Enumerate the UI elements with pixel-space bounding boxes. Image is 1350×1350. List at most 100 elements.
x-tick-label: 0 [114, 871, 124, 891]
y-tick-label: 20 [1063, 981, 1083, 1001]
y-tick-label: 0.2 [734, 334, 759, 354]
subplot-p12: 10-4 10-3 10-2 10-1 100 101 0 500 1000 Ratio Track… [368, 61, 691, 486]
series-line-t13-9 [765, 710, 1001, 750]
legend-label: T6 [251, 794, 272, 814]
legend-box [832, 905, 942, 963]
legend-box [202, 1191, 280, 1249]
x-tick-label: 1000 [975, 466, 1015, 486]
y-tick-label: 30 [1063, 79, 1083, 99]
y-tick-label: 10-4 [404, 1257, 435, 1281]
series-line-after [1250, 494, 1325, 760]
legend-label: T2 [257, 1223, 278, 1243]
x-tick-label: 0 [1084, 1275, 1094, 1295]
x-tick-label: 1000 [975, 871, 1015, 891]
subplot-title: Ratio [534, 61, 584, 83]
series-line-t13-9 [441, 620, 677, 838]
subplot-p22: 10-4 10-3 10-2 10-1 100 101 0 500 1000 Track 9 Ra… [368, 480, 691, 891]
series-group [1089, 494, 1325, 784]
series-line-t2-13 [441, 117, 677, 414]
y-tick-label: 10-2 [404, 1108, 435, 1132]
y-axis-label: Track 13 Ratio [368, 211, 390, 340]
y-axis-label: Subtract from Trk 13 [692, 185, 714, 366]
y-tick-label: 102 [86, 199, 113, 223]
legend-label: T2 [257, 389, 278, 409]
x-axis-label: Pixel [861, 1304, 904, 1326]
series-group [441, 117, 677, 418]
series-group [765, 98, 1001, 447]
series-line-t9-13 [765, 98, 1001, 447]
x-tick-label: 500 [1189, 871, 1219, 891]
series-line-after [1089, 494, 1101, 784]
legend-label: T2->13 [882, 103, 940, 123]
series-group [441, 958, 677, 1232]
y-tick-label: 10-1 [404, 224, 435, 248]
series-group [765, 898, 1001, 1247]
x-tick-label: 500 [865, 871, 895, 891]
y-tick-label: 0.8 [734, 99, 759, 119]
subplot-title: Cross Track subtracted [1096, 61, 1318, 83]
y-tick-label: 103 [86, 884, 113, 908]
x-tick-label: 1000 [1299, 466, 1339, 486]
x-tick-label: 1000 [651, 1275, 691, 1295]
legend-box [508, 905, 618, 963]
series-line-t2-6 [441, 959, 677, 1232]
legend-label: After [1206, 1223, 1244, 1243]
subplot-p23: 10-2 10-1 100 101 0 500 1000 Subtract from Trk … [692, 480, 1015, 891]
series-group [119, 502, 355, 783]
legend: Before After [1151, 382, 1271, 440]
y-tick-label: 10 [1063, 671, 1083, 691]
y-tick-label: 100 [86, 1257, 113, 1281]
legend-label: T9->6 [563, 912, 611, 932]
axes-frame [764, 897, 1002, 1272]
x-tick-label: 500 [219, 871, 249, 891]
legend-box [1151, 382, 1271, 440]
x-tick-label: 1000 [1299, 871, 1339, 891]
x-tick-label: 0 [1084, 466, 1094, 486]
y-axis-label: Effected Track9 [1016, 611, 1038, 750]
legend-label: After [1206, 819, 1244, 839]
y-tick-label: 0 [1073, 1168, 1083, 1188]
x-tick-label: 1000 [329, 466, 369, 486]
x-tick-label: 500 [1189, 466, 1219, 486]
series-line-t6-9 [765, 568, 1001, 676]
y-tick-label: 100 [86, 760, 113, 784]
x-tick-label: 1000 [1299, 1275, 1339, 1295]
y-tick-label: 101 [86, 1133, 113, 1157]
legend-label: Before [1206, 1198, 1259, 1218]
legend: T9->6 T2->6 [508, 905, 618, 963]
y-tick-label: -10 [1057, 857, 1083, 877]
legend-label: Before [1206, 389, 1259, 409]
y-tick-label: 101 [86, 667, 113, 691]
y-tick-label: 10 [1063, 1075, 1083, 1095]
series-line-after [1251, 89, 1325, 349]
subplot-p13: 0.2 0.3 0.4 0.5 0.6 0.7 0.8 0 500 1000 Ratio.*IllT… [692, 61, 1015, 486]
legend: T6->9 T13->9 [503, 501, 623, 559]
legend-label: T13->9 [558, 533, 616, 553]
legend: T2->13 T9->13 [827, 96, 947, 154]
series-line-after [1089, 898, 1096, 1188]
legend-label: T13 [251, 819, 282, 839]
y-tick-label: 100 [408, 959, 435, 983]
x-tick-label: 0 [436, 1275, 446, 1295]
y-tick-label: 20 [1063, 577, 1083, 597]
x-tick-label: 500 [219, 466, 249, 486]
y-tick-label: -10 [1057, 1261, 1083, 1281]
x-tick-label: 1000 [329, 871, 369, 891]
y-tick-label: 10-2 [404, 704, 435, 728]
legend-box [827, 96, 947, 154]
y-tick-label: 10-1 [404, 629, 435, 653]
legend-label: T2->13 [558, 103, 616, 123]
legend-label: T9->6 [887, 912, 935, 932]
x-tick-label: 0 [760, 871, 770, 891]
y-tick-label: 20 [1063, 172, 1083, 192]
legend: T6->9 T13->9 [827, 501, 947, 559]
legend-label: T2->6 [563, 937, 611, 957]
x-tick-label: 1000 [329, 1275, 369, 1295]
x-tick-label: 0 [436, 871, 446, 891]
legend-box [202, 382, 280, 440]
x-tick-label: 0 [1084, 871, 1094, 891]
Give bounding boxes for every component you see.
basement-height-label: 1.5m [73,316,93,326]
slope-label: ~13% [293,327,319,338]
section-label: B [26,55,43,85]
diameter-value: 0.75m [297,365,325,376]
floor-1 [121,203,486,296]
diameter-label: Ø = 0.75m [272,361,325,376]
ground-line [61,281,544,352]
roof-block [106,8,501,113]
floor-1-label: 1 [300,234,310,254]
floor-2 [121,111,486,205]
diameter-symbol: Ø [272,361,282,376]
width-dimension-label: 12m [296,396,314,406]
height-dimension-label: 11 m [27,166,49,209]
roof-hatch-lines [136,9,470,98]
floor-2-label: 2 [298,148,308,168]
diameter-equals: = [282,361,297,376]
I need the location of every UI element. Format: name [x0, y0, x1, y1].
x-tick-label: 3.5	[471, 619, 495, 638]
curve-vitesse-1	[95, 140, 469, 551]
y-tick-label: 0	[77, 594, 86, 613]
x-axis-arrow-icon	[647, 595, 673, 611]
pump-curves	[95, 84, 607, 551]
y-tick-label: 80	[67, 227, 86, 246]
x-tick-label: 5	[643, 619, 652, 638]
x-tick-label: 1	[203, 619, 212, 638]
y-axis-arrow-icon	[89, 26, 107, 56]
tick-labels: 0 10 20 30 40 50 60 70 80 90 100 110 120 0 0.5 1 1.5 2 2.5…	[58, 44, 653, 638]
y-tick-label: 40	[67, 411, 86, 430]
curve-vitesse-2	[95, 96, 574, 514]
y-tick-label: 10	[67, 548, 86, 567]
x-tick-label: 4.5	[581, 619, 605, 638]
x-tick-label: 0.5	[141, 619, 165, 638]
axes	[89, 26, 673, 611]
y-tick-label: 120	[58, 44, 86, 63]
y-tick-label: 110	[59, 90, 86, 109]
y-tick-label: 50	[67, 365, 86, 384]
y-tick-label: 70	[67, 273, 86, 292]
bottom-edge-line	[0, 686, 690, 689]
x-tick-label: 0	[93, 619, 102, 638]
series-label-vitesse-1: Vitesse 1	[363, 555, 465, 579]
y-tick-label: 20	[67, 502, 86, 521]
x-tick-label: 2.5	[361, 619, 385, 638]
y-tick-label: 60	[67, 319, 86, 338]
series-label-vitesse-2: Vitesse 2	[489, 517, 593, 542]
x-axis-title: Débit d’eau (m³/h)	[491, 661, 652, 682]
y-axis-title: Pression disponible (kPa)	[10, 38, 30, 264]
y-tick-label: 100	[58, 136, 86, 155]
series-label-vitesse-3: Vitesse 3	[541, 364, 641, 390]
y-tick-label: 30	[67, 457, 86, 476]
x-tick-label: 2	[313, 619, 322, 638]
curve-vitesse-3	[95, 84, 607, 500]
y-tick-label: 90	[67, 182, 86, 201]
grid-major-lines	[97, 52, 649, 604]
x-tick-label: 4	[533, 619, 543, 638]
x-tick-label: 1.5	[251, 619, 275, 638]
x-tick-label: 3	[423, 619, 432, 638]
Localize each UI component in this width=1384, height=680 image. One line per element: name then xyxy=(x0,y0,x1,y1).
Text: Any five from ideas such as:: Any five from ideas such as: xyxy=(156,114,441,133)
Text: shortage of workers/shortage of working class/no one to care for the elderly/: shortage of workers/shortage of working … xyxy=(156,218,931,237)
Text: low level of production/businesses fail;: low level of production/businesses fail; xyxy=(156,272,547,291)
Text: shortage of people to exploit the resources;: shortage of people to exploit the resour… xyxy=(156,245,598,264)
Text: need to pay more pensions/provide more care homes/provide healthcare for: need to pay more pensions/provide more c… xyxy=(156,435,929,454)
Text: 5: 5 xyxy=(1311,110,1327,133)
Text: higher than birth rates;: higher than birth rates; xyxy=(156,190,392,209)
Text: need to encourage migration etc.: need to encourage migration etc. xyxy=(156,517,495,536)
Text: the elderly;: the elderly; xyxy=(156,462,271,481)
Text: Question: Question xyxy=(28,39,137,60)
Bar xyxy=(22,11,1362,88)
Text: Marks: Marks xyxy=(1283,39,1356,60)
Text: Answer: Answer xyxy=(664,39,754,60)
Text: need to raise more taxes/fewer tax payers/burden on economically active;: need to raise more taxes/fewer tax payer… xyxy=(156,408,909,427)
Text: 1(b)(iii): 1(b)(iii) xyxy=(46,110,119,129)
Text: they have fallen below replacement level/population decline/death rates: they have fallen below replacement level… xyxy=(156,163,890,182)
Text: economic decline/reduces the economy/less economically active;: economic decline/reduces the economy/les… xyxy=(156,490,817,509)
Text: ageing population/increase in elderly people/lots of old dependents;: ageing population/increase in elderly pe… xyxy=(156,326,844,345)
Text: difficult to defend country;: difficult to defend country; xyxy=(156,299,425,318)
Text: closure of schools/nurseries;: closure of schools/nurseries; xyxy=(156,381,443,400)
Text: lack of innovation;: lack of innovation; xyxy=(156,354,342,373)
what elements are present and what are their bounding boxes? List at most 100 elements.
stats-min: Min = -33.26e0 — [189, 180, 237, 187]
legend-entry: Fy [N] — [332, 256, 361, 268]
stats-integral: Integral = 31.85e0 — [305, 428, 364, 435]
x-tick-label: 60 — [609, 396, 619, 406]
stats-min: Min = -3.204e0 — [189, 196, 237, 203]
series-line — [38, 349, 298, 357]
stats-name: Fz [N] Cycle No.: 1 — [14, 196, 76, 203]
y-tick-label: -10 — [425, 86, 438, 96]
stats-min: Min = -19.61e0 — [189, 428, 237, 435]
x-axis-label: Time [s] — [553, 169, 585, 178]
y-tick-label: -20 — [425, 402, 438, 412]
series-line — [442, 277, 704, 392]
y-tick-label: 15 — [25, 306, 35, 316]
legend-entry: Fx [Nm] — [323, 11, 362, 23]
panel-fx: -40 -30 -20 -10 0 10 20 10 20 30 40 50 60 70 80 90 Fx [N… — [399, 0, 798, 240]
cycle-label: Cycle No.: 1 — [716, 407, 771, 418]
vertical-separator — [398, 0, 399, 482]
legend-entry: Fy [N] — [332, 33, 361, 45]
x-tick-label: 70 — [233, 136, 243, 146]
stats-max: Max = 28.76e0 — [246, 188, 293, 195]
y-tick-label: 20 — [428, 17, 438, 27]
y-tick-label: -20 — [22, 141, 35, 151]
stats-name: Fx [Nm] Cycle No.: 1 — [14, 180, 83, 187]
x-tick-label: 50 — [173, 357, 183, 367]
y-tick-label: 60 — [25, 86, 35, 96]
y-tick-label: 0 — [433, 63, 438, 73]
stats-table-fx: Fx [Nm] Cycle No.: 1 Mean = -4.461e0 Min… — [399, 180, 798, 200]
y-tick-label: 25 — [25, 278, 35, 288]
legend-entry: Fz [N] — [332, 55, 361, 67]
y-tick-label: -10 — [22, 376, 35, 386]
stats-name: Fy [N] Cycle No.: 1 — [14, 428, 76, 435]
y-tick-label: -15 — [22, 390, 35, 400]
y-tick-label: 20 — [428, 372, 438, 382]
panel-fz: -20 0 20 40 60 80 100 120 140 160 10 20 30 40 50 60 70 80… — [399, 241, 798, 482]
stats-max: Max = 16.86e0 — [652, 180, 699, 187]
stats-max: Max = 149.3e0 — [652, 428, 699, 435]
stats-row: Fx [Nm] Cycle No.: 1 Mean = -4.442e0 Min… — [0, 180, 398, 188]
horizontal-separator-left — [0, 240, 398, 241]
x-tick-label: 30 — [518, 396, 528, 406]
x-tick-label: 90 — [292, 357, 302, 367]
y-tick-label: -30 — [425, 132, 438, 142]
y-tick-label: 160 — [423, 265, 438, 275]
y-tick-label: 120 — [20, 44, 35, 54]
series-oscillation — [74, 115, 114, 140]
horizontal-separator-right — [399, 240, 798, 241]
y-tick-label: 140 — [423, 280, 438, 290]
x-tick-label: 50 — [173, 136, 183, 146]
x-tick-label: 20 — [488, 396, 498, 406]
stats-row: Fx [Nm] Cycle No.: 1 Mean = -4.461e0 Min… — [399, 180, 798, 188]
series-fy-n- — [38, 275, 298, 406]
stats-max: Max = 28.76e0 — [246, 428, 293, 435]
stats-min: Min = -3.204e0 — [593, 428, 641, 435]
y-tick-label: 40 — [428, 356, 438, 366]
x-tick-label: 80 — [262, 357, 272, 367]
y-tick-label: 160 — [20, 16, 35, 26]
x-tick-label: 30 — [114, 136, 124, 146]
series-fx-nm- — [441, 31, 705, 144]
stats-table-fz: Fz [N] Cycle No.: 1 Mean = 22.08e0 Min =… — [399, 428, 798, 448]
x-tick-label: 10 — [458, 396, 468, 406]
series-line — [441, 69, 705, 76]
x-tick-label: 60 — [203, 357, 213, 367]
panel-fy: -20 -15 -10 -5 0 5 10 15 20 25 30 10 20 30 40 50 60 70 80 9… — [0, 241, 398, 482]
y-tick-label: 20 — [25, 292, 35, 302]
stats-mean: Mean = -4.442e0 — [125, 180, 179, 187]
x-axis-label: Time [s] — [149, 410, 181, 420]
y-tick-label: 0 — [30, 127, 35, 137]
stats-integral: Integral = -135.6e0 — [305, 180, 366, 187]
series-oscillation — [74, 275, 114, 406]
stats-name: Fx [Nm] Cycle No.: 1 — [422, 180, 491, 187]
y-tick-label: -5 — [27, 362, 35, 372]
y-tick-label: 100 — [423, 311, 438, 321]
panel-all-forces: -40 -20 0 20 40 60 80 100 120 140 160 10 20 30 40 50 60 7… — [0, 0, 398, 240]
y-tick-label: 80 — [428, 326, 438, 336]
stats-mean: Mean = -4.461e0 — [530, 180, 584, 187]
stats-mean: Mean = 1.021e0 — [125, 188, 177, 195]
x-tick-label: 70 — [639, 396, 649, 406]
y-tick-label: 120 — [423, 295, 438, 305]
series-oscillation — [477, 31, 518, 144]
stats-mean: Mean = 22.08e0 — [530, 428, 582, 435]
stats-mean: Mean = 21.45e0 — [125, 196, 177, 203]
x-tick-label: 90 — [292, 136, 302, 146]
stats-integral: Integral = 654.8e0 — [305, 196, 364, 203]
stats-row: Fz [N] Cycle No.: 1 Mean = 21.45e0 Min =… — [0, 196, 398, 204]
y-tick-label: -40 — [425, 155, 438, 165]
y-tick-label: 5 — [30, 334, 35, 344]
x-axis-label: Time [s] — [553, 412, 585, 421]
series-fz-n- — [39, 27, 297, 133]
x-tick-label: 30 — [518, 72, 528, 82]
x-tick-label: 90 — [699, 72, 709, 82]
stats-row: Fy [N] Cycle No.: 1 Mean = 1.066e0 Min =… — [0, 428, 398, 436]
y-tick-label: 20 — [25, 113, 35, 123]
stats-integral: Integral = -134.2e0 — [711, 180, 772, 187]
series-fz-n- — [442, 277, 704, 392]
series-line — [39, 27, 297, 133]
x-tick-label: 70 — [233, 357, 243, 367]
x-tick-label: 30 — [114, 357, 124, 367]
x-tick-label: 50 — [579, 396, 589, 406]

------------------------------------------------------------------------

▶ [Stated exercise]:
Return, without any change, the entries from the first line through the line containing "series-line-t13-9 [441, 620, 677, 838]", including both.

▶ [Task answer]:
Enumerate the UI elements with pixel-space bounding boxes. Image is 1350×1350. List at most 100 elements.
x-tick-label: 0 [114, 871, 124, 891]
y-tick-label: 20 [1063, 981, 1083, 1001]
y-tick-label: 0.2 [734, 334, 759, 354]
subplot-p12: 10-4 10-3 10-2 10-1 100 101 0 500 1000 Ratio Track… [368, 61, 691, 486]
series-line-t13-9 [765, 710, 1001, 750]
legend-label: T6 [251, 794, 272, 814]
legend-box [832, 905, 942, 963]
legend-box [202, 1191, 280, 1249]
x-tick-label: 1000 [975, 466, 1015, 486]
y-tick-label: 30 [1063, 79, 1083, 99]
y-tick-label: 10-4 [404, 1257, 435, 1281]
series-line-after [1250, 494, 1325, 760]
legend-label: T2 [257, 1223, 278, 1243]
x-tick-label: 0 [1084, 1275, 1094, 1295]
x-tick-label: 1000 [975, 871, 1015, 891]
subplot-title: Ratio [534, 61, 584, 83]
series-line-t13-9 [441, 620, 677, 838]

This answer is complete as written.